- **Given instruction**
Please list all lines of the material below in which the string "content" occurs.

(Dataset items)
━━━
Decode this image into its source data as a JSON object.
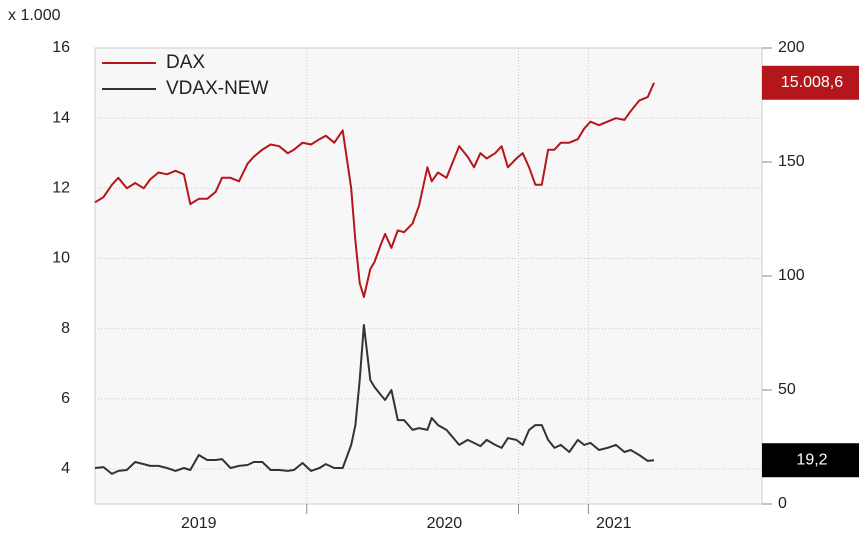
{
  "chart_data": {
    "type": "line",
    "ylabel": "x 1.000",
    "x": [
      2019.0,
      2019.04,
      2019.08,
      2019.11,
      2019.15,
      2019.19,
      2019.23,
      2019.26,
      2019.3,
      2019.34,
      2019.38,
      2019.42,
      2019.45,
      2019.49,
      2019.53,
      2019.57,
      2019.6,
      2019.64,
      2019.68,
      2019.72,
      2019.75,
      2019.79,
      2019.83,
      2019.87,
      2019.91,
      2019.94,
      2019.98,
      2020.02,
      2020.06,
      2020.09,
      2020.13,
      2020.17,
      2020.21,
      2020.23,
      2020.25,
      2020.27,
      2020.3,
      2020.32,
      2020.35,
      2020.37,
      2020.4,
      2020.43,
      2020.46,
      2020.5,
      2020.53,
      2020.57,
      2020.59,
      2020.62,
      2020.66,
      2020.68,
      2020.72,
      2020.76,
      2020.79,
      2020.82,
      2020.85,
      2020.89,
      2020.92,
      2020.95,
      2020.99,
      2021.02,
      2021.05,
      2021.08,
      2021.11,
      2021.14,
      2021.17,
      2021.2,
      2021.24,
      2021.28,
      2021.31,
      2021.34,
      2021.38,
      2021.42,
      2021.46,
      2021.5,
      2021.53,
      2021.57,
      2021.61,
      2021.64
    ],
    "series": [
      {
        "name": "DAX",
        "color": "#b5161c",
        "values": [
          11.6,
          11.75,
          12.1,
          12.3,
          12.0,
          12.15,
          12.0,
          12.25,
          12.45,
          12.4,
          12.5,
          12.4,
          11.55,
          11.7,
          11.7,
          11.9,
          12.3,
          12.3,
          12.2,
          12.7,
          12.9,
          13.1,
          13.25,
          13.2,
          13.0,
          13.1,
          13.3,
          13.25,
          13.4,
          13.5,
          13.3,
          13.65,
          12.0,
          10.5,
          9.3,
          8.9,
          9.7,
          9.9,
          10.4,
          10.7,
          10.3,
          10.8,
          10.75,
          11.0,
          11.5,
          12.6,
          12.2,
          12.45,
          12.3,
          12.6,
          13.2,
          12.9,
          12.6,
          13.0,
          12.85,
          13.0,
          13.2,
          12.6,
          12.85,
          13.0,
          12.6,
          12.1,
          12.1,
          13.1,
          13.1,
          13.3,
          13.3,
          13.4,
          13.7,
          13.9,
          13.8,
          13.9,
          14.0,
          13.95,
          14.2,
          14.5,
          14.6,
          15.0086
        ],
        "value_labels": [
          null,
          null,
          null,
          null,
          null,
          null,
          null,
          null,
          null,
          null,
          null,
          null,
          null,
          null,
          null,
          null,
          null,
          null,
          null,
          null,
          null,
          null,
          null,
          null,
          null,
          null,
          null,
          null,
          null,
          null,
          null,
          null,
          null,
          null,
          null,
          null,
          null,
          null,
          null,
          null,
          null,
          null,
          null,
          null,
          null,
          null,
          null,
          null,
          null,
          null,
          null,
          null,
          null,
          null,
          null,
          null,
          null,
          null,
          null,
          null,
          null,
          null,
          null,
          null,
          null,
          null,
          null,
          null,
          null,
          null,
          null,
          null,
          null,
          null,
          null,
          null,
          null,
          "15.008,6"
        ]
      },
      {
        "name": "VDAX-NEW",
        "color": "#333333",
        "axis": "y2",
        "values": [
          15.8,
          16.2,
          13.2,
          14.5,
          14.9,
          18.4,
          17.5,
          16.7,
          16.7,
          15.8,
          14.5,
          15.8,
          14.9,
          21.5,
          19.3,
          19.3,
          19.7,
          15.8,
          16.7,
          17.1,
          18.4,
          18.4,
          14.9,
          14.9,
          14.5,
          14.9,
          18.0,
          14.5,
          15.8,
          17.5,
          15.8,
          15.8,
          25.9,
          34.6,
          54.4,
          78.5,
          54.4,
          51.3,
          47.8,
          45.6,
          50.0,
          36.8,
          36.8,
          32.5,
          33.3,
          32.5,
          37.7,
          34.6,
          32.5,
          30.3,
          25.9,
          28.1,
          26.8,
          25.4,
          28.1,
          25.9,
          24.6,
          28.9,
          28.1,
          25.9,
          32.5,
          34.6,
          34.6,
          28.1,
          24.6,
          25.9,
          22.8,
          28.1,
          25.9,
          26.8,
          23.7,
          24.6,
          25.9,
          22.8,
          23.7,
          21.5,
          18.9,
          19.2
        ],
        "value_labels": [
          null,
          null,
          null,
          null,
          null,
          null,
          null,
          null,
          null,
          null,
          null,
          null,
          null,
          null,
          null,
          null,
          null,
          null,
          null,
          null,
          null,
          null,
          null,
          null,
          null,
          null,
          null,
          null,
          null,
          null,
          null,
          null,
          null,
          null,
          null,
          null,
          null,
          null,
          null,
          null,
          null,
          null,
          null,
          null,
          null,
          null,
          null,
          null,
          null,
          null,
          null,
          null,
          null,
          null,
          null,
          null,
          null,
          null,
          null,
          null,
          null,
          null,
          null,
          null,
          null,
          null,
          null,
          null,
          null,
          null,
          null,
          null,
          null,
          null,
          null,
          null,
          null,
          "19,2"
        ]
      }
    ],
    "xlim": [
      2019.0,
      2022.15
    ],
    "xticks": [
      {
        "value": 2019.49,
        "label": "2019"
      },
      {
        "value": 2020.65,
        "label": "2020"
      },
      {
        "value": 2021.45,
        "label": "2021"
      }
    ],
    "xgrid": [
      2020.0,
      2021.0,
      2021.33
    ],
    "ylim": [
      3,
      16
    ],
    "yticks": [
      4,
      6,
      8,
      10,
      12,
      14,
      16
    ],
    "y2lim": [
      0,
      200
    ],
    "y2ticks": [
      0,
      50,
      100,
      150,
      200
    ],
    "grid": true,
    "legend": "upper left"
  }
}
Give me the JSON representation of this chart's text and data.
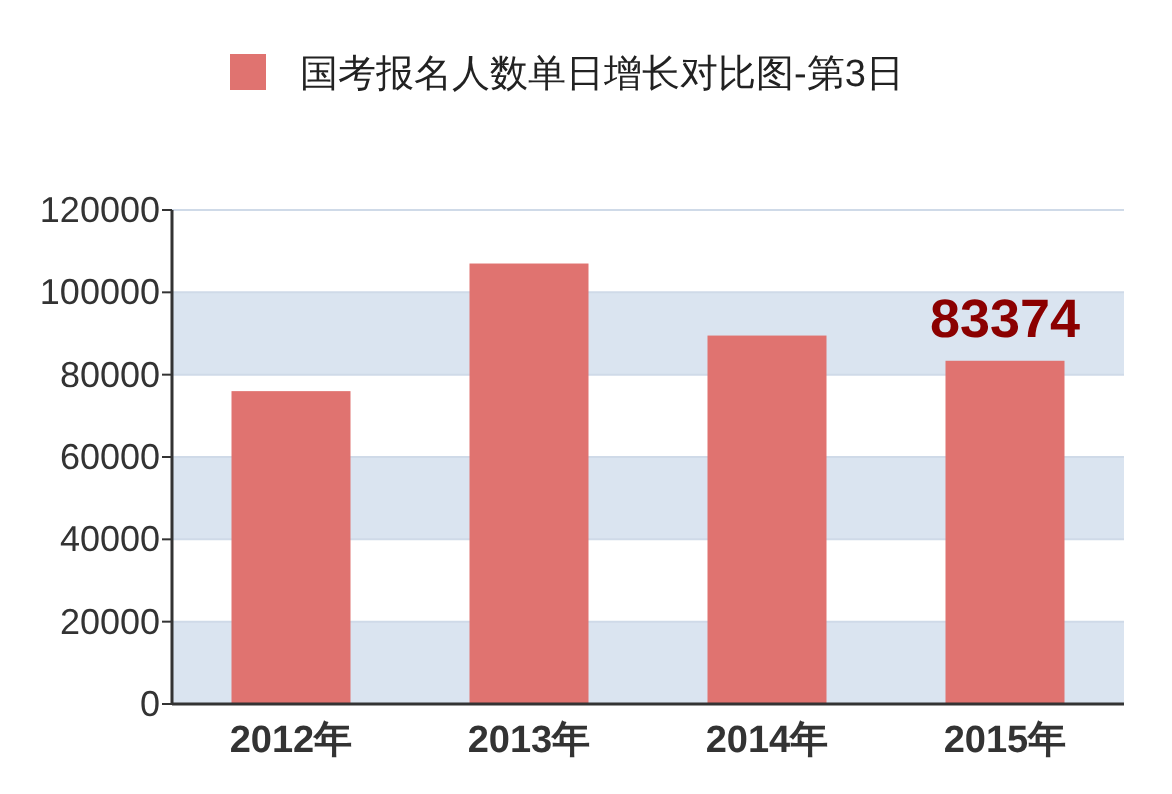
{
  "chart_data": {
    "type": "bar",
    "categories": [
      "2012年",
      "2013年",
      "2014年",
      "2015年"
    ],
    "series": [
      {
        "name": "国考报名人数单日增长对比图-第3日",
        "color": "#e07370",
        "values": [
          76000,
          107000,
          89500,
          83374
        ],
        "value_labels": [
          null,
          null,
          null,
          "83374"
        ]
      }
    ],
    "ylim": [
      0,
      120000
    ],
    "yticks": [
      0,
      20000,
      40000,
      60000,
      80000,
      100000,
      120000
    ],
    "grid": "y",
    "legend": "top"
  }
}
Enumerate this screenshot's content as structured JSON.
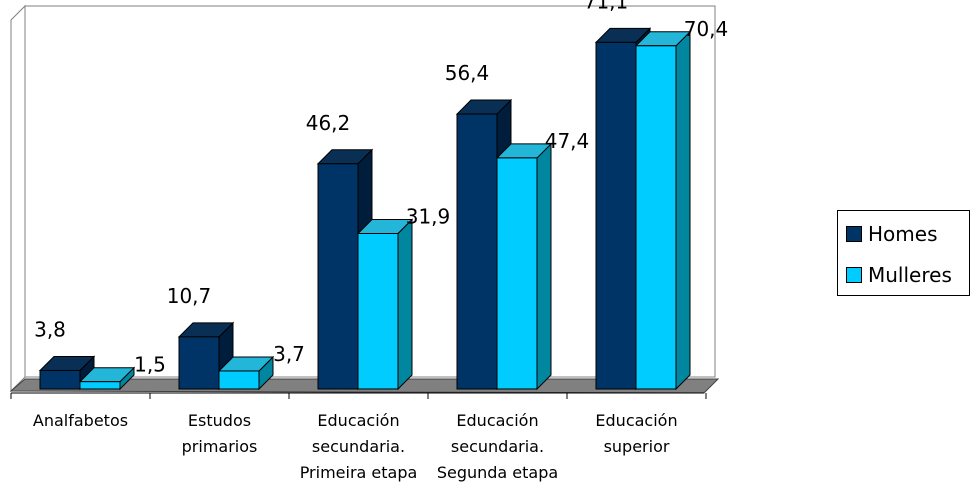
{
  "chart_data": {
    "type": "bar",
    "categories": [
      [
        "Analfabetos"
      ],
      [
        "Estudos",
        "primarios"
      ],
      [
        "Educación",
        "secundaria.",
        "Primeira etapa"
      ],
      [
        "Educación",
        "secundaria.",
        "Segunda etapa"
      ],
      [
        "Educación",
        "superior"
      ]
    ],
    "series": [
      {
        "name": "Homes",
        "values": [
          3.8,
          10.7,
          46.2,
          56.4,
          71.1
        ],
        "labels": [
          "3,8",
          "10,7",
          "46,2",
          "56,4",
          "71,1"
        ]
      },
      {
        "name": "Mulleres",
        "values": [
          1.5,
          3.7,
          31.9,
          47.4,
          70.4
        ],
        "labels": [
          "1,5",
          "3,7",
          "31,9",
          "47,4",
          "70,4"
        ]
      }
    ],
    "ylim": [
      0,
      72
    ],
    "grid": false,
    "legend_position": "right",
    "colors": {
      "homes_front": "#003366",
      "homes_top": "#0a2f55",
      "homes_side": "#001d3b",
      "mulleres_front": "#00ccff",
      "mulleres_top": "#24b6d8",
      "mulleres_side": "#00869e",
      "floor": "#808080"
    }
  },
  "legend": {
    "items": [
      {
        "label": "Homes",
        "color": "#003366"
      },
      {
        "label": "Mulleres",
        "color": "#00ccff"
      }
    ]
  }
}
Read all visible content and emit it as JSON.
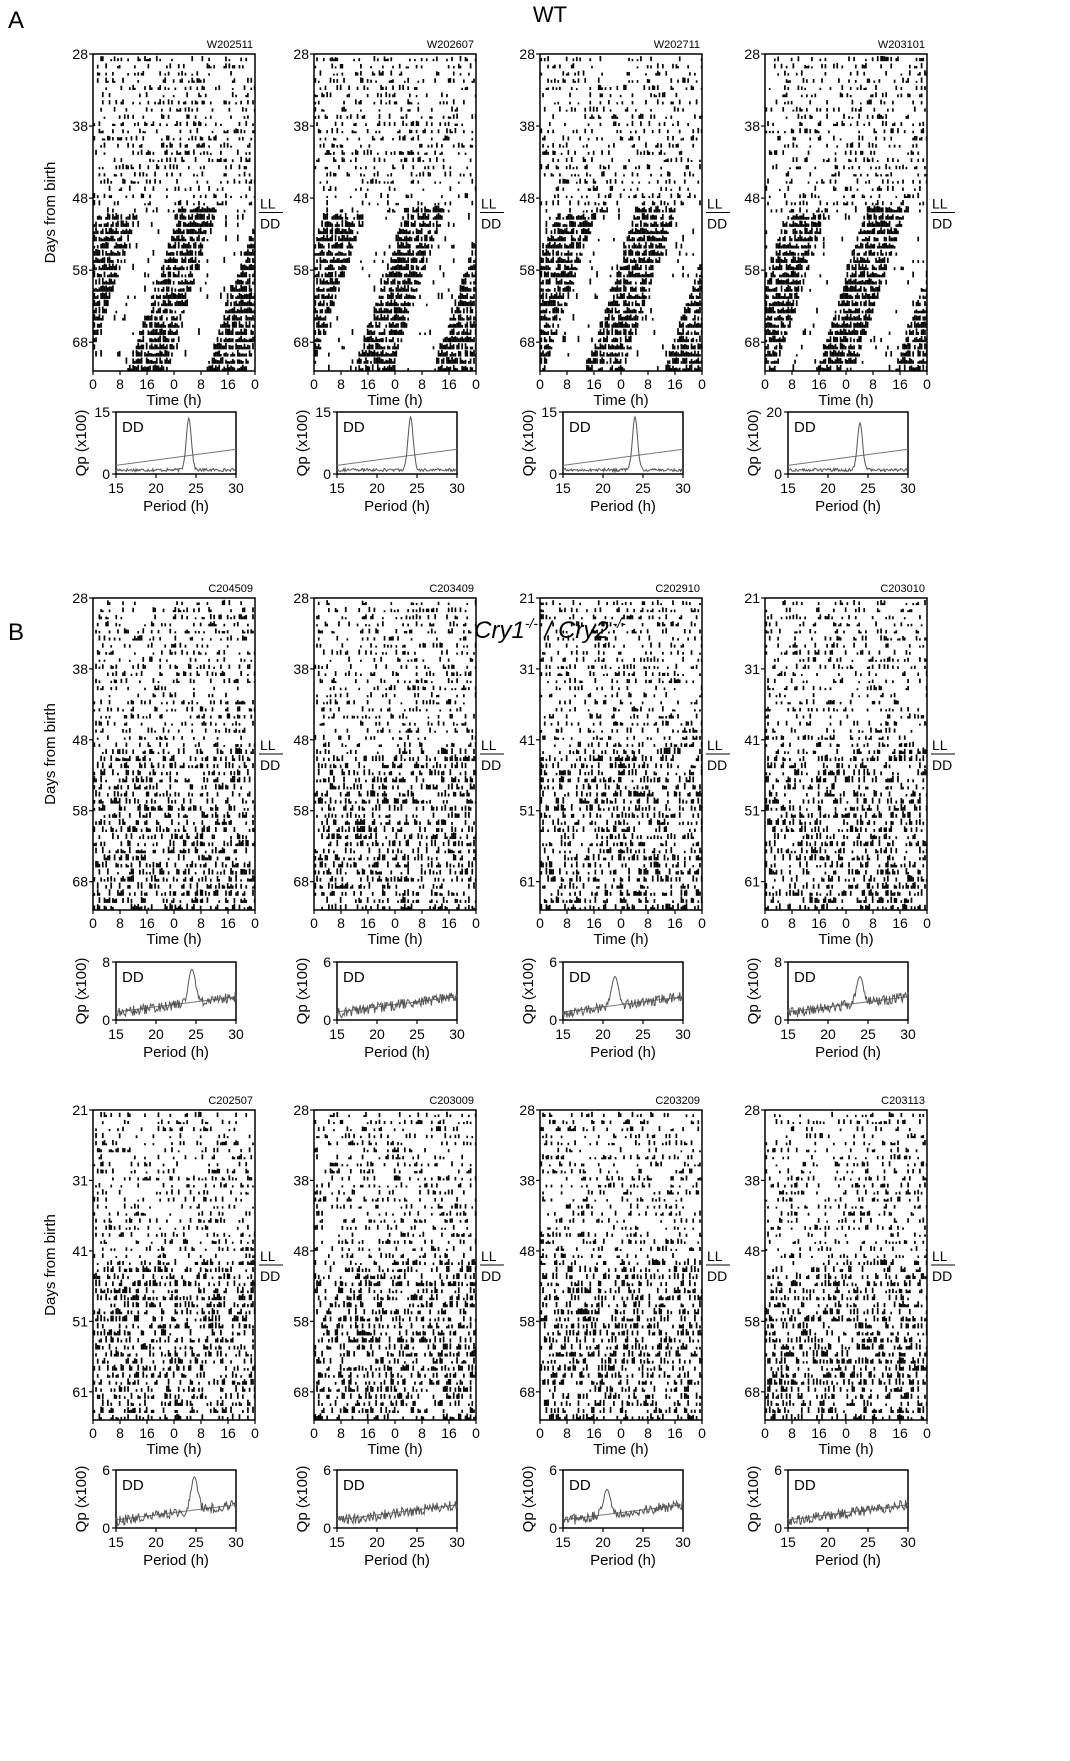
━━━
- **Final answer**
Enumerate this screenshot's content as structured JSON.
Read all visible content and emit it as JSON.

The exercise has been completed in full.